— start DATA ROWS —

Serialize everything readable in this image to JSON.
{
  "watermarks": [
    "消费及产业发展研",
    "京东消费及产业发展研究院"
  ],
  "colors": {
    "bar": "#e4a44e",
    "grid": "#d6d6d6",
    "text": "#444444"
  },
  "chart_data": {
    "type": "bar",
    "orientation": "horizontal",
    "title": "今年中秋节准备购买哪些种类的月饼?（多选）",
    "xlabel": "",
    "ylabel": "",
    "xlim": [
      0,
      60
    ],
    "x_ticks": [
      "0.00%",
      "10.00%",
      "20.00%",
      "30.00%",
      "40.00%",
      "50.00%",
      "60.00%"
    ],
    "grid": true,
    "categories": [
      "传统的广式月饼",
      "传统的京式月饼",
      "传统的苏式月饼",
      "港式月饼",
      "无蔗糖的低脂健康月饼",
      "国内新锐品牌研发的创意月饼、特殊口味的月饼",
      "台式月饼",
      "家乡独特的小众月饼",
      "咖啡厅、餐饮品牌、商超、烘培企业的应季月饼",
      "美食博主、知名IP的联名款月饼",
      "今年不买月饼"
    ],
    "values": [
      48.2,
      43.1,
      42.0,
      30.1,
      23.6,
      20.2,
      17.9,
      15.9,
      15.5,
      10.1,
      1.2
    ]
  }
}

— end DATA ROWS —

**WORK TO COMPLETE**
Nothing may be left out: return each entry exactly as it reads.

**RESPONSE TO THE TASK**
Serialize everything readable in this image to JSON.
{
  "watermarks": [
    "消费及产业发展研",
    "京东消费及产业发展研究院"
  ],
  "colors": {
    "bar": "#e4a44e",
    "grid": "#d6d6d6",
    "text": "#444444"
  },
  "chart_data": {
    "type": "bar",
    "orientation": "horizontal",
    "title": "今年中秋节准备购买哪些种类的月饼?（多选）",
    "xlabel": "",
    "ylabel": "",
    "xlim": [
      0,
      60
    ],
    "x_ticks": [
      "0.00%",
      "10.00%",
      "20.00%",
      "30.00%",
      "40.00%",
      "50.00%",
      "60.00%"
    ],
    "grid": true,
    "categories": [
      "传统的广式月饼",
      "传统的京式月饼",
      "传统的苏式月饼",
      "港式月饼",
      "无蔗糖的低脂健康月饼",
      "国内新锐品牌研发的创意月饼、特殊口味的月饼",
      "台式月饼",
      "家乡独特的小众月饼",
      "咖啡厅、餐饮品牌、商超、烘培企业的应季月饼",
      "美食博主、知名IP的联名款月饼",
      "今年不买月饼"
    ],
    "values": [
      48.2,
      43.1,
      42.0,
      30.1,
      23.6,
      20.2,
      17.9,
      15.9,
      15.5,
      10.1,
      1.2
    ]
  }
}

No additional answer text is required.